**TO DO:**
Provide the number of lines where the word "pallor" occurs, and no other text.

**SUPPLIED ENTRIES:**
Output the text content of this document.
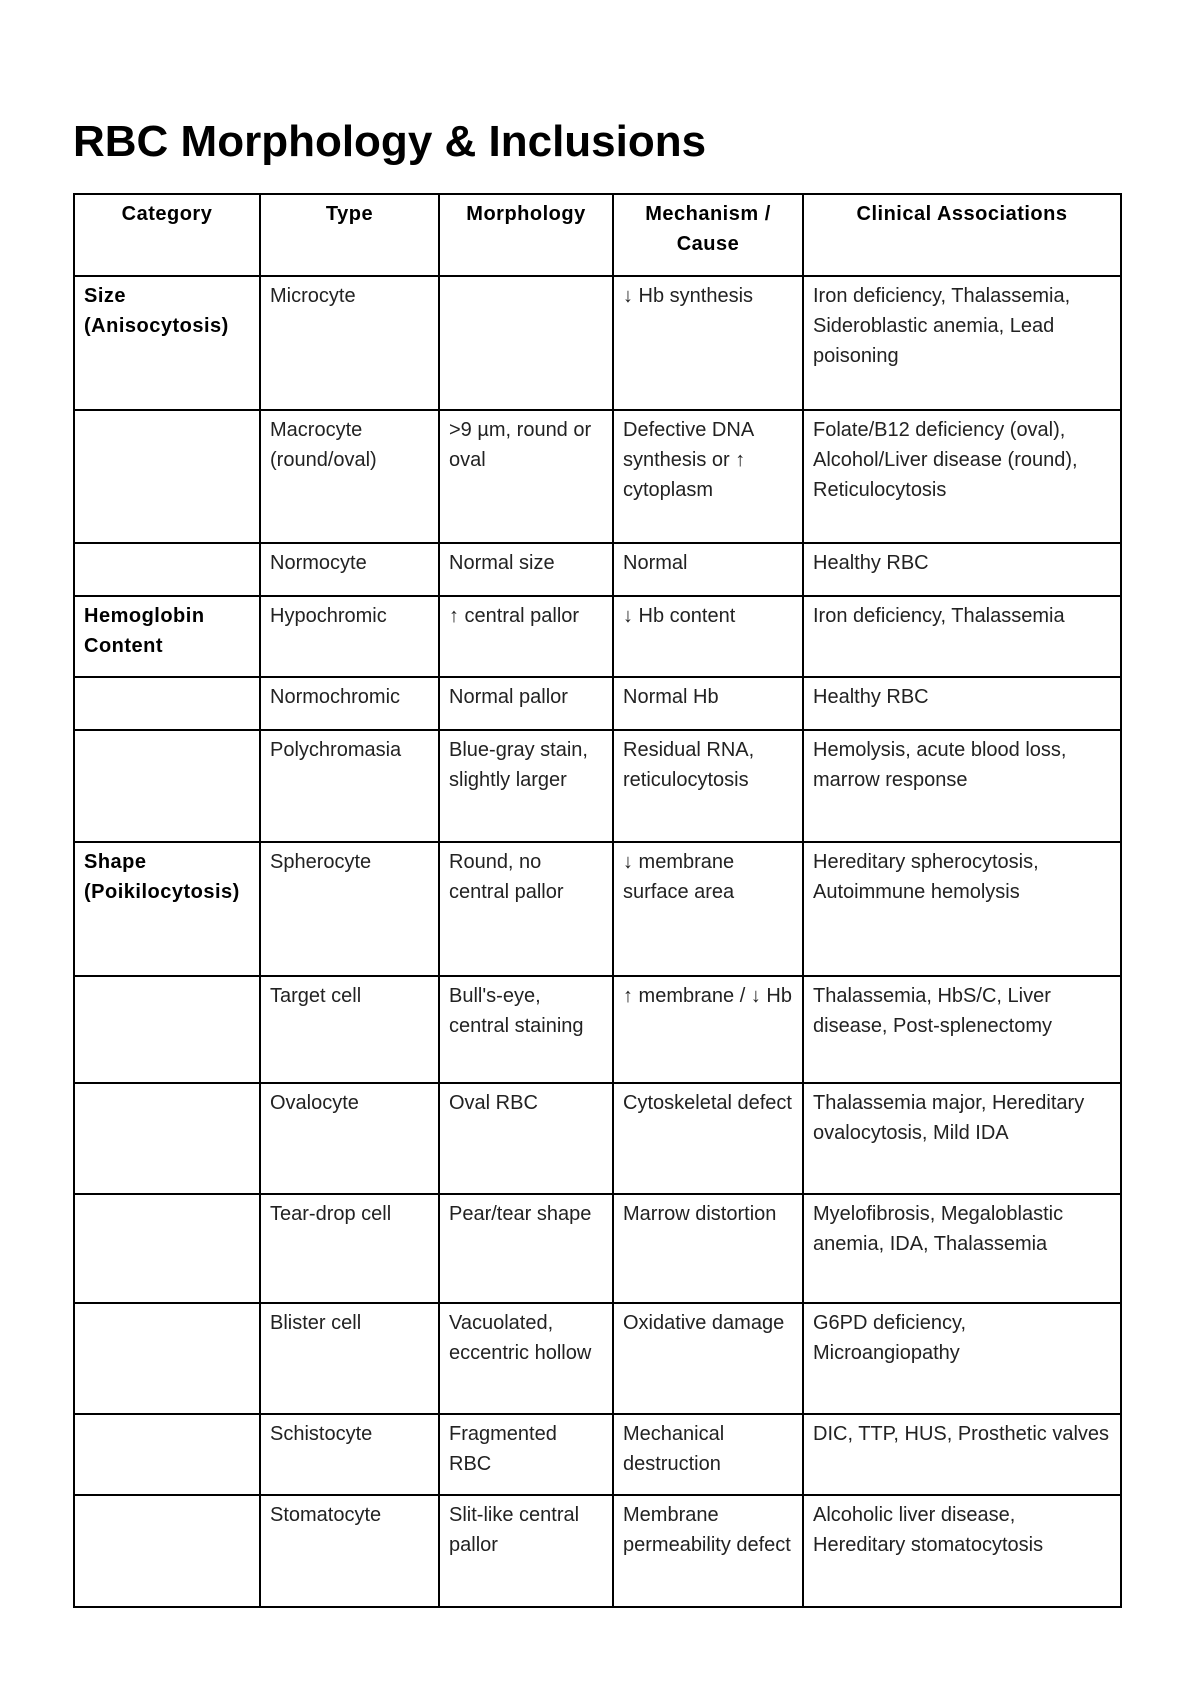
RBC Morphology & Inclusions
Category	Type	Morphology	Mechanism / Cause	Clinical Associations
Size (Anisocytosis)	Microcyte		↓ Hb synthesis	Iron deficiency, Thalassemia, Sideroblastic anemia, Lead poisoning
	Macrocyte (round/oval)	>9 µm, round or oval	Defective DNA synthesis or ↑ cytoplasm	Folate/B12 deficiency (oval), Alcohol/Liver disease (round), Reticulocytosis
	Normocyte	Normal size	Normal	Healthy RBC
Hemoglobin Content	Hypochromic	↑ central pallor	↓ Hb content	Iron deficiency, Thalassemia
	Normochromic	Normal pallor	Normal Hb	Healthy RBC
	Polychromasia	Blue-gray stain, slightly larger	Residual RNA, reticulocytosis	Hemolysis, acute blood loss, marrow response
Shape (Poikilocytosis)	Spherocyte	Round, no central pallor	↓ membrane surface area	Hereditary spherocytosis, Autoimmune hemolysis
	Target cell	Bull's-eye, central staining	↑ membrane / ↓ Hb	Thalassemia, HbS/C, Liver disease, Post-splenectomy
	Ovalocyte	Oval RBC	Cytoskeletal defect	Thalassemia major, Hereditary ovalocytosis, Mild IDA
	Tear-drop cell	Pear/tear shape	Marrow distortion	Myelofibrosis, Megaloblastic anemia, IDA, Thalassemia
	Blister cell	Vacuolated, eccentric hollow	Oxidative damage	G6PD deficiency, Microangiopathy
	Schistocyte	Fragmented RBC	Mechanical destruction	DIC, TTP, HUS, Prosthetic valves
	Stomatocyte	Slit-like central pallor	Membrane permeability defect	Alcoholic liver disease, Hereditary stomatocytosis
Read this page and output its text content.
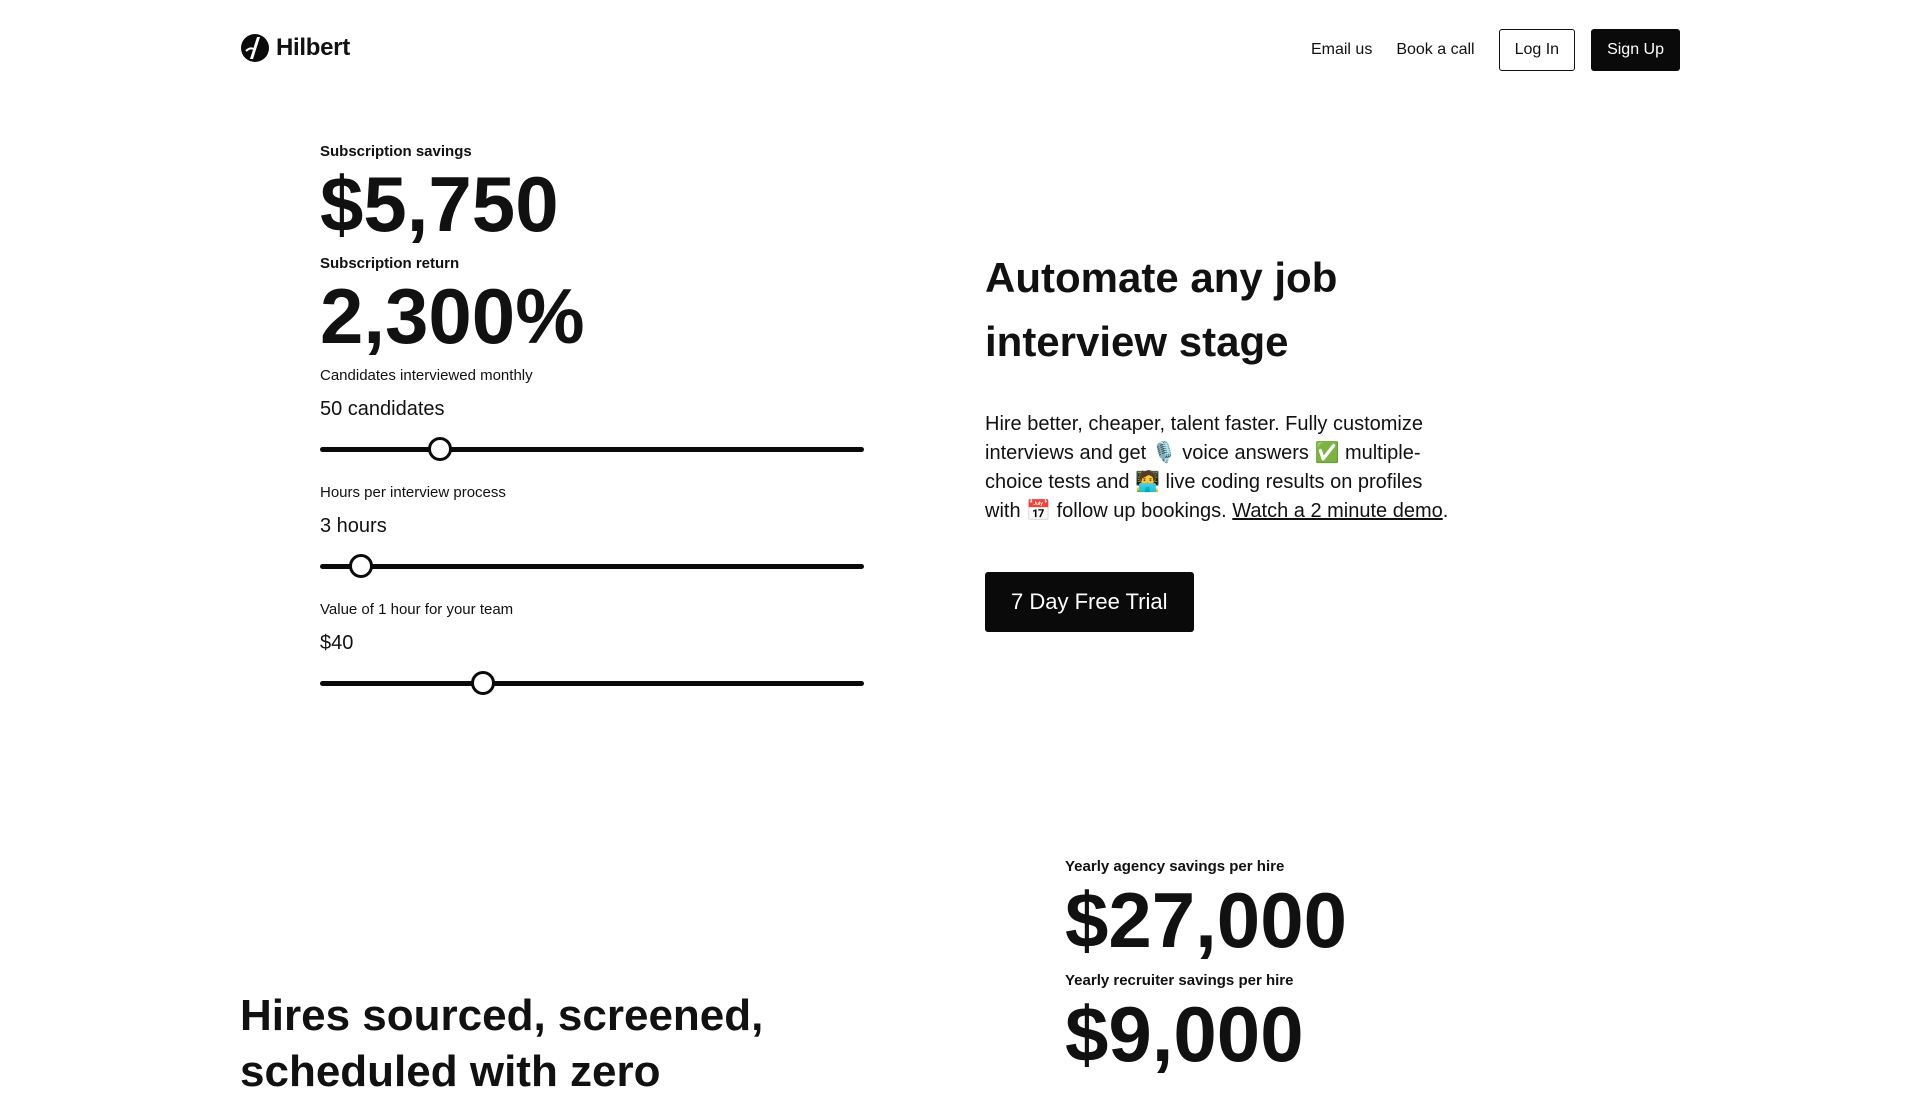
Hilbert	Email us Book a call	Log In	Sign Up
Subscription savings
$5,750
Subscription return
2,300%
Candidates interviewed monthly
50 candidates
Hours per interview process
3 hours
Value of 1 hour for your team
$40
Automate any job interview stage
Hire better, cheaper, talent faster. Fully customize interviews and get 🎙️ voice answers ✅ multiple-choice tests and 🧑‍💻 live coding results on profiles with 📅 follow up bookings. Watch a 2 minute demo.
7 Day Free Trial
Hires sourced, screened, scheduled with zero
Yearly agency savings per hire
$27,000
Yearly recruiter savings per hire
$9,000
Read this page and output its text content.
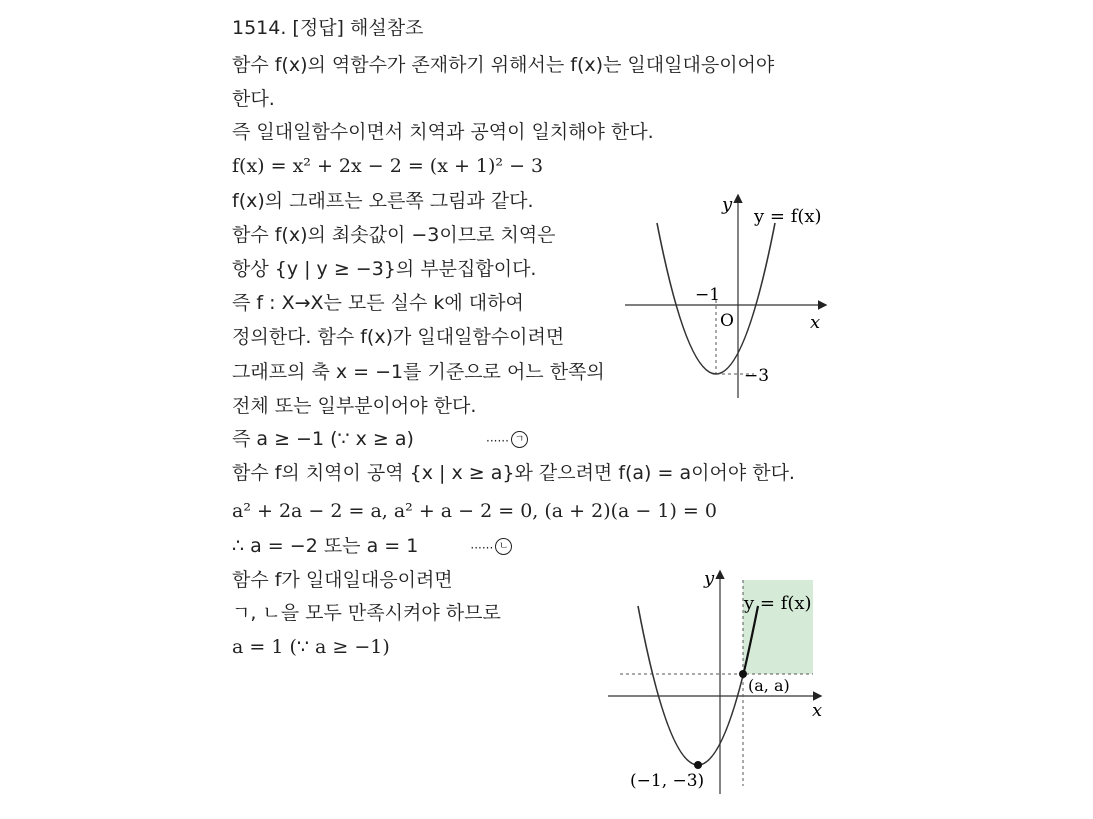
1514. [정답] 해설참조
함수 f(x)의 역함수가 존재하기 위해서는 f(x)는 일대일대응이어야
한다.
즉 일대일함수이면서 치역과 공역이 일치해야 한다.
f(x) = x² + 2x − 2 = (x + 1)² − 3
f(x)의 그래프는 오른쪽 그림과 같다.
함수 f(x)의 최솟값이 −3이므로 치역은
항상 {y | y ≥ −3}의 부분집합이다.
즉 f : X→X는 모든 실수 k에 대하여
정의한다. 함수 f(x)가 일대일함수이려면
그래프의 축 x = −1를 기준으로 어느 한쪽의
전체 또는 일부분이어야 한다.
즉 a ≥ −1 (∵ x ≥ a)	······ ㄱ
함수 f의 치역이 공역 {x | x ≥ a}와 같으려면 f(a) = a이어야 한다.
a² + 2a − 2 = a, a² + a − 2 = 0, (a + 2)(a − 1) = 0
∴ a = −2 또는 a = 1	······ ㄴ
함수 f가 일대일대응이려면
ㄱ, ㄴ을 모두 만족시켜야 하므로
a = 1 (∵ a ≥ −1)
y
x
y = f(x)
O
−1
−3
y
x
y = f(x)
(a, a)
(−1, −3)
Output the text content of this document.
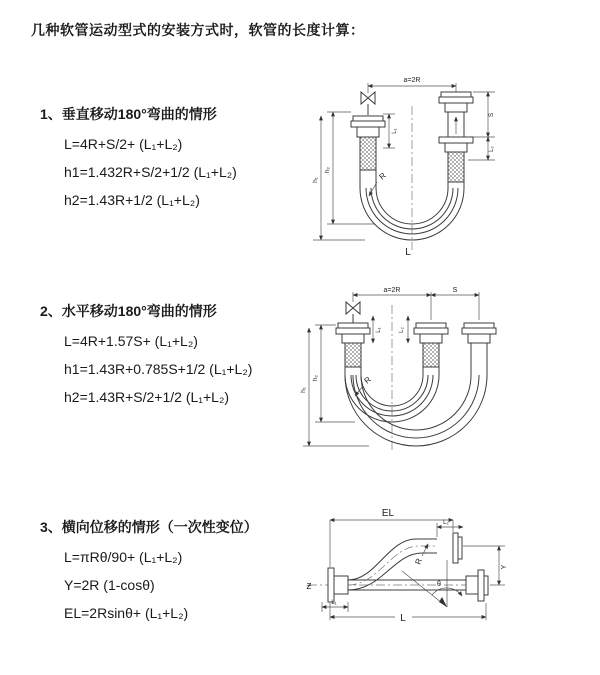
几种软管运动型式的安装方式时，软管的长度计算：
1、垂直移动180°弯曲的情形
L=4R+S/2+ (L₁+L₂)
h1=1.432R+S/2+1/2 (L₁+L₂)
h2=1.43R+1/2 (L₁+L₂)
2、水平移动180°弯曲的情形
L=4R+1.57S+ (L₁+L₂)
h1=1.43R+0.785S+1/2 (L₁+L₂)
h2=1.43R+S/2+1/2 (L₁+L₂)
3、横向位移的情形（一次性变位）
L=πRθ/90+ (L₁+L₂)
Y=2R (1-cosθ)
EL=2Rsinθ+ (L₁+L₂)
a=2R
h₁
h₂
L₁
S
L₂
R
L
a=2R	S
h₁
h₂
L₁	L₂
R
EL
L₂
L₁
L
Y
R
θ
Ƶ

**RESPONSE:**
4